TASK -
Extract each line from the entries below that has the string "حمایت" in it.

————

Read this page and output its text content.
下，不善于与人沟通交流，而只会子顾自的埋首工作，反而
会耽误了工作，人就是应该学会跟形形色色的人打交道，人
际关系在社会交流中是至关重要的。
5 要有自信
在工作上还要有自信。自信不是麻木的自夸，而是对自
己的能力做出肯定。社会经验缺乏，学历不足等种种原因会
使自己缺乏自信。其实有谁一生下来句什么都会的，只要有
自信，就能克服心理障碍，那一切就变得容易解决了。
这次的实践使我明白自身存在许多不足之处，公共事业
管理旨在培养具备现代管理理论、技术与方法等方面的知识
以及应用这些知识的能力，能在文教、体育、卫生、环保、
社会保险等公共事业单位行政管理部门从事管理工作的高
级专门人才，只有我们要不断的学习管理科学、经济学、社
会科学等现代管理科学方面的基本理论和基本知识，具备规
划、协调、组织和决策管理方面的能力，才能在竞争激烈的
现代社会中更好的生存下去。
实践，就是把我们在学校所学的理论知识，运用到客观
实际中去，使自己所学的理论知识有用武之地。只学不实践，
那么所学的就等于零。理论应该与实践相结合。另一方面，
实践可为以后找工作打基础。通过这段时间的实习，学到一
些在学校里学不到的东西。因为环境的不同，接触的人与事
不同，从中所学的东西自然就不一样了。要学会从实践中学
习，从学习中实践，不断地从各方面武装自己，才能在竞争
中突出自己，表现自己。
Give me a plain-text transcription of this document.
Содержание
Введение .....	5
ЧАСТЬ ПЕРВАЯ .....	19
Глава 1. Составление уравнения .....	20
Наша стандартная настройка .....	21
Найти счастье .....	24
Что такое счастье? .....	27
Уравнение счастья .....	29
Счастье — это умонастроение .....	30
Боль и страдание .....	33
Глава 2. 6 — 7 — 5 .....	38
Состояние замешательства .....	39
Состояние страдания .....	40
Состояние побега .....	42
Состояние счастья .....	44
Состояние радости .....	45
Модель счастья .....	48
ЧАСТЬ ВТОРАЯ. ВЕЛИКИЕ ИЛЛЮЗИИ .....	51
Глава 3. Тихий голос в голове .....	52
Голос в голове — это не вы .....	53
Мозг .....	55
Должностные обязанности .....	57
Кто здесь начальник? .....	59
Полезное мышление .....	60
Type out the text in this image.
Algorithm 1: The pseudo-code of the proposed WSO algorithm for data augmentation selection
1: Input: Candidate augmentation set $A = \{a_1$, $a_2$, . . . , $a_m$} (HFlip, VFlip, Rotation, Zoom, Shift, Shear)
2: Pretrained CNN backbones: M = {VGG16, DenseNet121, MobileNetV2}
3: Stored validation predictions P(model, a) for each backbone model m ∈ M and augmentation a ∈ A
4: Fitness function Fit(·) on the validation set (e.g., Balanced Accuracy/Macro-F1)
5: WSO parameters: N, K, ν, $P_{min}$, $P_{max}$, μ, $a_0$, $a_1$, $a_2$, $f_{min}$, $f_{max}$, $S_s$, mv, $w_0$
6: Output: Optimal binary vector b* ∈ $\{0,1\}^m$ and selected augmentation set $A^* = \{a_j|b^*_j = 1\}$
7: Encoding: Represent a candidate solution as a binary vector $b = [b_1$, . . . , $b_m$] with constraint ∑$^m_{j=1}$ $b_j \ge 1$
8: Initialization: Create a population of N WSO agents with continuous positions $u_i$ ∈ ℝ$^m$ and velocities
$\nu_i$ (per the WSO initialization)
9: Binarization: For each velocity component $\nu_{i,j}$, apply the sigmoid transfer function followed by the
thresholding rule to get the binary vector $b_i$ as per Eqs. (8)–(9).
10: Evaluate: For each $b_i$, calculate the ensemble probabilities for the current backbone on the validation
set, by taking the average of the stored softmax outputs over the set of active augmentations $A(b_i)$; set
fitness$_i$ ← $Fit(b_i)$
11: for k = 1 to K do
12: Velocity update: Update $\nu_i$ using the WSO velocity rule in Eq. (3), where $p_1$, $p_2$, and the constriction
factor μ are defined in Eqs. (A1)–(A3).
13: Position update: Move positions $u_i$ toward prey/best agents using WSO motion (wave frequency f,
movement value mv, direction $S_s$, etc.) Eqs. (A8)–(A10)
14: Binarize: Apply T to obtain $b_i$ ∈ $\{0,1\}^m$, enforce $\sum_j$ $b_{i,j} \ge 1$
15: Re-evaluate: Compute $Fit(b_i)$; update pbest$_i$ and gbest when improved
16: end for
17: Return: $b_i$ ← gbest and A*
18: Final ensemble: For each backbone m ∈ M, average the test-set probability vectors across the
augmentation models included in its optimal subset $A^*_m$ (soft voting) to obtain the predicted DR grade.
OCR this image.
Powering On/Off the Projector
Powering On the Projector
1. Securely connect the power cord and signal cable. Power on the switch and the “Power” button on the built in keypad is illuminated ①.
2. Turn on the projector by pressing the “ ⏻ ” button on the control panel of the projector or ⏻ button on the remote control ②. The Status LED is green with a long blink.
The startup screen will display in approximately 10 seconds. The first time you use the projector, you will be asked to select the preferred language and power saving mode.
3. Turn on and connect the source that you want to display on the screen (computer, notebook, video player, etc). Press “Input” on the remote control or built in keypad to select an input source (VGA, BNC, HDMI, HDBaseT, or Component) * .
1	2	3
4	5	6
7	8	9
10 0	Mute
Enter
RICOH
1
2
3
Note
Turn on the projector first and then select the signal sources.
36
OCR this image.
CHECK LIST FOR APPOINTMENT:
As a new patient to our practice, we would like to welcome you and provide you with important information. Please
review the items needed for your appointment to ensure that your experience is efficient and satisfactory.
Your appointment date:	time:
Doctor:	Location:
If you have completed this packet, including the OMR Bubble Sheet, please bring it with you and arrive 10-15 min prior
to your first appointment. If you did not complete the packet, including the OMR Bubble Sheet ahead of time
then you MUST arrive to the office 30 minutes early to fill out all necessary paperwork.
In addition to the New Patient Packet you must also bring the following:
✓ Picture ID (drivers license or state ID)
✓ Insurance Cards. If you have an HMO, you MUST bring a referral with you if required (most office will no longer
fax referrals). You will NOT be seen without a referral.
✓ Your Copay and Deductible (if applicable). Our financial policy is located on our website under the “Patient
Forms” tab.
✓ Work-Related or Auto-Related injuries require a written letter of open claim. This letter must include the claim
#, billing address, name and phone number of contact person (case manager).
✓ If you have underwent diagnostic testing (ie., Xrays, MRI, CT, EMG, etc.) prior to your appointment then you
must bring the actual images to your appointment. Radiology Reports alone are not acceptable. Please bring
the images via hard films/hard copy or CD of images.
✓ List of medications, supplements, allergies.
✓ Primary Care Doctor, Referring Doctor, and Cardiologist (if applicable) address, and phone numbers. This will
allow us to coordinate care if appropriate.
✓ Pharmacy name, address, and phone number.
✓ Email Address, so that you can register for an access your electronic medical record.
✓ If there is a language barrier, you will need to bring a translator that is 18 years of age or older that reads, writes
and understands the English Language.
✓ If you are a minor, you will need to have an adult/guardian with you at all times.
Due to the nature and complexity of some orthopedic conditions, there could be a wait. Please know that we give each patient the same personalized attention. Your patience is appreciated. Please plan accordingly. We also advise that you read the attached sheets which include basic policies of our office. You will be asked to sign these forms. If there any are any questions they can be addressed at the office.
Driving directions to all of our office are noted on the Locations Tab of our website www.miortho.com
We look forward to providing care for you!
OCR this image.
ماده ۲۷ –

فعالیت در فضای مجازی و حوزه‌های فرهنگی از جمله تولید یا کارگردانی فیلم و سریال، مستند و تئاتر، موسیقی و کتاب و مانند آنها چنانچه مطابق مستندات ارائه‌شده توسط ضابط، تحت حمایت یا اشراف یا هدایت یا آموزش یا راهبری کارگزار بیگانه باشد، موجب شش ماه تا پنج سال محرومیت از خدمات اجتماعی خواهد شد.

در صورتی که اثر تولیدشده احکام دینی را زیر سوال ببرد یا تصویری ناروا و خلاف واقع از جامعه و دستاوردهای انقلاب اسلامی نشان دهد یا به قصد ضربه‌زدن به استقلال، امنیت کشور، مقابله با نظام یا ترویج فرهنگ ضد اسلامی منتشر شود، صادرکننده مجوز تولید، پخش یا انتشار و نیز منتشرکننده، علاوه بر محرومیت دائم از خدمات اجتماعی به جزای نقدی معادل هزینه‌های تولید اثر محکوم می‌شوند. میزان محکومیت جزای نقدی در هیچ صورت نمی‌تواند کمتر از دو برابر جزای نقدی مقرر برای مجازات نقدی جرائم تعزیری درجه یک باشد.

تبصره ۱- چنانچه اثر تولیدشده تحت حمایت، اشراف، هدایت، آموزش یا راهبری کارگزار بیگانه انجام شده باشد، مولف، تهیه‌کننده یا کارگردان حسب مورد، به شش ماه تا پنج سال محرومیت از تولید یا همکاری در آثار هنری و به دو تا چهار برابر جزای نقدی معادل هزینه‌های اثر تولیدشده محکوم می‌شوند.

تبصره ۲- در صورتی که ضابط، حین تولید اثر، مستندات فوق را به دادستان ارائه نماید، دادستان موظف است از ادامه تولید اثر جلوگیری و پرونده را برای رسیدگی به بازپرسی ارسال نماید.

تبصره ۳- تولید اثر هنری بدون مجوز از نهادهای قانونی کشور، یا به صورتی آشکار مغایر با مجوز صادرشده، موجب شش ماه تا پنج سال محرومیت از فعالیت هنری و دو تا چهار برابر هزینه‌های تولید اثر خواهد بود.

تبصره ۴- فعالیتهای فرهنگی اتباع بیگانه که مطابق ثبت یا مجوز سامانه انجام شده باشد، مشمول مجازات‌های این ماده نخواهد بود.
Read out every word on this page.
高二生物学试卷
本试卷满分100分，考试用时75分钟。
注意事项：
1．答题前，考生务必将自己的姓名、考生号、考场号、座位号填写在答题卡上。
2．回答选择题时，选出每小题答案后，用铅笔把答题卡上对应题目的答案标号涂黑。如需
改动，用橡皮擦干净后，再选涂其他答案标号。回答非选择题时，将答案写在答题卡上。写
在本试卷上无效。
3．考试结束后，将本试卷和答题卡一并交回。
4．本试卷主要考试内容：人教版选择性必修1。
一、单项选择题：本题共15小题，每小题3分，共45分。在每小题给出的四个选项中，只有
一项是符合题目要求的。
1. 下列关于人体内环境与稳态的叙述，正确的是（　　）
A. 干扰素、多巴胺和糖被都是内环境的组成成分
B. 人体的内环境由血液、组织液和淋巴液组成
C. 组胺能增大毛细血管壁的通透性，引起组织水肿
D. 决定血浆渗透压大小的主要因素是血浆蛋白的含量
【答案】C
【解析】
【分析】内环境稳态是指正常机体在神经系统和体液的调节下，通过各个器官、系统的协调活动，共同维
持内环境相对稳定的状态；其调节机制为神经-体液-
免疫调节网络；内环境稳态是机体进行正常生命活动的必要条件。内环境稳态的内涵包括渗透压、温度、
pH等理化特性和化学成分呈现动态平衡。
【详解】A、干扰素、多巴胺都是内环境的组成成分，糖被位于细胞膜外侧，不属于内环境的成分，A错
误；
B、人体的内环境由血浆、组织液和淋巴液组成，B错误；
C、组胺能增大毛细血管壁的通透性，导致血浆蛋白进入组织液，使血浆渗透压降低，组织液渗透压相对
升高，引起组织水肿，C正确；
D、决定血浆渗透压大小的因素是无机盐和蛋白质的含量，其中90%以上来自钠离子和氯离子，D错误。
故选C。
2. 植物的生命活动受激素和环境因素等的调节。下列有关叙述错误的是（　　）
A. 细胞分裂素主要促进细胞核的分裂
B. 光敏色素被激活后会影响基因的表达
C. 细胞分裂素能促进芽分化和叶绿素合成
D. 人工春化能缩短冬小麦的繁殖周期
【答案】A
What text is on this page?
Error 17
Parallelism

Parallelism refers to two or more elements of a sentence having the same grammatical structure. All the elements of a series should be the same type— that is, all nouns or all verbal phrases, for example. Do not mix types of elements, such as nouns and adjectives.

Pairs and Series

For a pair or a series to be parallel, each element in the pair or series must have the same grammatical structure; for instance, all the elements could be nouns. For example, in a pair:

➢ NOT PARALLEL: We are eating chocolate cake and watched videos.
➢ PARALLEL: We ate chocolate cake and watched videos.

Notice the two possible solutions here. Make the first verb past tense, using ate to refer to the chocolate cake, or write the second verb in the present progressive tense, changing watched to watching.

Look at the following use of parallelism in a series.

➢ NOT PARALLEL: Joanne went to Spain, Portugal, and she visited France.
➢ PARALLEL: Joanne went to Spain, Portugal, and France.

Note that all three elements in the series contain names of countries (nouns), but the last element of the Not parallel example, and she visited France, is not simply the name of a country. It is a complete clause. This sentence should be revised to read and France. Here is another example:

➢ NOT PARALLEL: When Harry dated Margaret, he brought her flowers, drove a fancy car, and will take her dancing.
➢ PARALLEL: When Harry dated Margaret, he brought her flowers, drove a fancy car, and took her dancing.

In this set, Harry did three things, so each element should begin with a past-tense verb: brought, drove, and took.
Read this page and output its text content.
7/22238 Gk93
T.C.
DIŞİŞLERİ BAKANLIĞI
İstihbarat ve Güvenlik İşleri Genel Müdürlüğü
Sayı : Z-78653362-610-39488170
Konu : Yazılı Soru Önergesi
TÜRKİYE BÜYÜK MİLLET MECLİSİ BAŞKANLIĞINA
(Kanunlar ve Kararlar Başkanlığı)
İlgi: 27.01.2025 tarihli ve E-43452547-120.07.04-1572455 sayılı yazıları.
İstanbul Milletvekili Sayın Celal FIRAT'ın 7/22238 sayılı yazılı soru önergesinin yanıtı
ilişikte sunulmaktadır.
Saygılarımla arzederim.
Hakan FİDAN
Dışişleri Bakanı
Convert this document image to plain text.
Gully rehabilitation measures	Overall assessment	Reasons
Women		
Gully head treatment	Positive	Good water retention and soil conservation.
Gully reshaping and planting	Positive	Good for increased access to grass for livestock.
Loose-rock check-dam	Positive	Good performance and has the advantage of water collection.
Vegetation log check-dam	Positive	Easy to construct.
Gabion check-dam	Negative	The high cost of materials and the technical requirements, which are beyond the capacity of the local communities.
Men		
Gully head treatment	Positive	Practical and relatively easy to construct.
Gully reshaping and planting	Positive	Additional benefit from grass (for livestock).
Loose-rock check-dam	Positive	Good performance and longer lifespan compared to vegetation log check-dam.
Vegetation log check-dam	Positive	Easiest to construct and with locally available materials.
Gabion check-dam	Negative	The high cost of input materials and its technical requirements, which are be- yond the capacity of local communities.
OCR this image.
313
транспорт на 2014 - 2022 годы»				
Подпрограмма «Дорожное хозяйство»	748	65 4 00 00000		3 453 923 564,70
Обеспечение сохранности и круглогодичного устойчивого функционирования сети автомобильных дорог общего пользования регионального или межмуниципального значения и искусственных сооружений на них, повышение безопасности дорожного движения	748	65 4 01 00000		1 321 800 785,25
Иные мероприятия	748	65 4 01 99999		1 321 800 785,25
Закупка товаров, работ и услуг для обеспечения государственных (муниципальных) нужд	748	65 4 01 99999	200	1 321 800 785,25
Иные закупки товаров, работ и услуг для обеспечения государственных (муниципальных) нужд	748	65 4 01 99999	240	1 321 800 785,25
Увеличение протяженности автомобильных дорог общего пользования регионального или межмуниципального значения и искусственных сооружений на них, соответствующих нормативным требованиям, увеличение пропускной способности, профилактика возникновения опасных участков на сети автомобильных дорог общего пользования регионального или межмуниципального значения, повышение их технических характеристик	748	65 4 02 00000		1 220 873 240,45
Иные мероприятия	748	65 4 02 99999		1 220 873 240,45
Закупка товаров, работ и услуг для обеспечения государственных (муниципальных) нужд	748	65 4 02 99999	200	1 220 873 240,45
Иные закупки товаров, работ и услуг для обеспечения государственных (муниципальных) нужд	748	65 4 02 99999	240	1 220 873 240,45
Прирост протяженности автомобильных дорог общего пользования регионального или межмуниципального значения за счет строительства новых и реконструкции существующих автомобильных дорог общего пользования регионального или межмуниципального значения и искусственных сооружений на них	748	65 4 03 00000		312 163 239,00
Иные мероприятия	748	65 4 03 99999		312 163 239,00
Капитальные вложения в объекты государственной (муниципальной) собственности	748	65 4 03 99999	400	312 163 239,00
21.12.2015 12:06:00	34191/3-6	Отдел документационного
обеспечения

————

RESULT FOR THIS EXERCISE -
فعالیت در فضای مجازی و حوزه‌های فرهنگی از جمله تولید یا کارگردانی فیلم و سریال، مستند و تئاتر، موسیقی و کتاب و مانند آنها چنانچه مطابق مستندات ارائه‌شده توسط ضابط، تحت حمایت یا اشراف یا هدایت یا آموزش یا راهبری کارگزار بیگانه باشد، موجب شش ماه تا پنج سال محرومیت از خدمات اجتماعی خواهد شد.
تبصره ۱- چنانچه اثر تولیدشده تحت حمایت، اشراف، هدایت، آموزش یا راهبری کارگزار بیگانه انجام شده باشد، مولف، تهیه‌کننده یا کارگردان حسب مورد، به شش ماه تا پنج سال محرومیت از تولید یا همکاری در آثار هنری و به دو تا چهار برابر جزای نقدی معادل هزینه‌های اثر تولیدشده محکوم می‌شوند.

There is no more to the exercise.